* [The task]: Every record here needs to be written out again exactly.

[Begin The data]

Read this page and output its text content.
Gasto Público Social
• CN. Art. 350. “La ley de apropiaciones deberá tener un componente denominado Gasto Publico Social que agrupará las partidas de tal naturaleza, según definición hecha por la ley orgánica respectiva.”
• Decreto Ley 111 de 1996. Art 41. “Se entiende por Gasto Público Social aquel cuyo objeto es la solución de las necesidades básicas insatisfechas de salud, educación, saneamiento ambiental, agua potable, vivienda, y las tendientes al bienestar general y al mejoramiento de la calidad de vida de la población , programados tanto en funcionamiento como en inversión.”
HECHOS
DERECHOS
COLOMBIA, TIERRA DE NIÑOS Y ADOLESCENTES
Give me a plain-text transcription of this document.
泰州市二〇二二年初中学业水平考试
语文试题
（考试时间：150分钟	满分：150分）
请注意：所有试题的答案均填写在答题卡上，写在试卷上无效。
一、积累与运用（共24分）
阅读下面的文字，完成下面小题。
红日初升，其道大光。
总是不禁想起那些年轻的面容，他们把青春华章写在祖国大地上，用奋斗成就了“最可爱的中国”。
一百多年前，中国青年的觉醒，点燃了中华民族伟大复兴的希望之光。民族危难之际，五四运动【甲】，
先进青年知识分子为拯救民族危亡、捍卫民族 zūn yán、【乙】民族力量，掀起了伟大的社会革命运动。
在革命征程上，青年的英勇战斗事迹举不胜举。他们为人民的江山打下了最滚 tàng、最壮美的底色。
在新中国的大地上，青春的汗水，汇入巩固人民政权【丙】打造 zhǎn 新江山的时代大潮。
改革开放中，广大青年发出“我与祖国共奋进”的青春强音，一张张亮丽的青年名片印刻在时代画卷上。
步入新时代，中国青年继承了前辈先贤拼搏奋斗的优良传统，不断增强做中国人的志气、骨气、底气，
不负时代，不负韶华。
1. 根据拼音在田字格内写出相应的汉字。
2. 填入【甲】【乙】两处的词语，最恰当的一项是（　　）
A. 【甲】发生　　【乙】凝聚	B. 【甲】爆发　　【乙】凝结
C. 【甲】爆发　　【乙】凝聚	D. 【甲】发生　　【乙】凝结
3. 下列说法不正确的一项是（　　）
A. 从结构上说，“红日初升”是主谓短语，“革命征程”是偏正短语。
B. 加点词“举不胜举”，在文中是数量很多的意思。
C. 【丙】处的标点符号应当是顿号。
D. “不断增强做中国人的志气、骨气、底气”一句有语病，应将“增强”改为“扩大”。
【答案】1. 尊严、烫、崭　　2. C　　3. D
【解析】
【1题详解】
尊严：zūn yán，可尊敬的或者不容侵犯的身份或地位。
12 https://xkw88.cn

[End The data]

* [Task output]:
Read this page and output its text content.
Gasto Público Social
• CN. Art. 350. “La ley de apropiaciones deberá tener un componente denominado Gasto Publico Social que agrupará las partidas de tal naturaleza, según definición hecha por la ley orgánica respectiva.”
• Decreto Ley 111 de 1996. Art 41. “Se entiende por Gasto Público Social aquel cuyo objeto es la solución de las necesidades básicas insatisfechas de salud, educación, saneamiento ambiental, agua potable, vivienda, y las tendientes al bienestar general y al mejoramiento de la calidad de vida de la población , programados tanto en funcionamiento como en inversión.”
HECHOS
DERECHOS
COLOMBIA, TIERRA DE NIÑOS Y ADOLESCENTES
Give me a plain-text transcription of this document.
泰州市二〇二二年初中学业水平考试
语文试题
（考试时间：150分钟	满分：150分）
请注意：所有试题的答案均填写在答题卡上，写在试卷上无效。
一、积累与运用（共24分）
阅读下面的文字，完成下面小题。
红日初升，其道大光。
总是不禁想起那些年轻的面容，他们把青春华章写在祖国大地上，用奋斗成就了“最可爱的中国”。
一百多年前，中国青年的觉醒，点燃了中华民族伟大复兴的希望之光。民族危难之际，五四运动【甲】，
先进青年知识分子为拯救民族危亡、捍卫民族 zūn yán、【乙】民族力量，掀起了伟大的社会革命运动。
在革命征程上，青年的英勇战斗事迹举不胜举。他们为人民的江山打下了最滚 tàng、最壮美的底色。
在新中国的大地上，青春的汗水，汇入巩固人民政权【丙】打造 zhǎn 新江山的时代大潮。
改革开放中，广大青年发出“我与祖国共奋进”的青春强音，一张张亮丽的青年名片印刻在时代画卷上。
步入新时代，中国青年继承了前辈先贤拼搏奋斗的优良传统，不断增强做中国人的志气、骨气、底气，
不负时代，不负韶华。
1. 根据拼音在田字格内写出相应的汉字。
2. 填入【甲】【乙】两处的词语，最恰当的一项是（　　）
A. 【甲】发生　　【乙】凝聚	B. 【甲】爆发　　【乙】凝结
C. 【甲】爆发　　【乙】凝聚	D. 【甲】发生　　【乙】凝结
3. 下列说法不正确的一项是（　　）
A. 从结构上说，“红日初升”是主谓短语，“革命征程”是偏正短语。
B. 加点词“举不胜举”，在文中是数量很多的意思。
C. 【丙】处的标点符号应当是顿号。
D. “不断增强做中国人的志气、骨气、底气”一句有语病，应将“增强”改为“扩大”。
【答案】1. 尊严、烫、崭　　2. C　　3. D
【解析】
【1题详解】
尊严：zūn yán，可尊敬的或者不容侵犯的身份或地位。
12 https://xkw88.cn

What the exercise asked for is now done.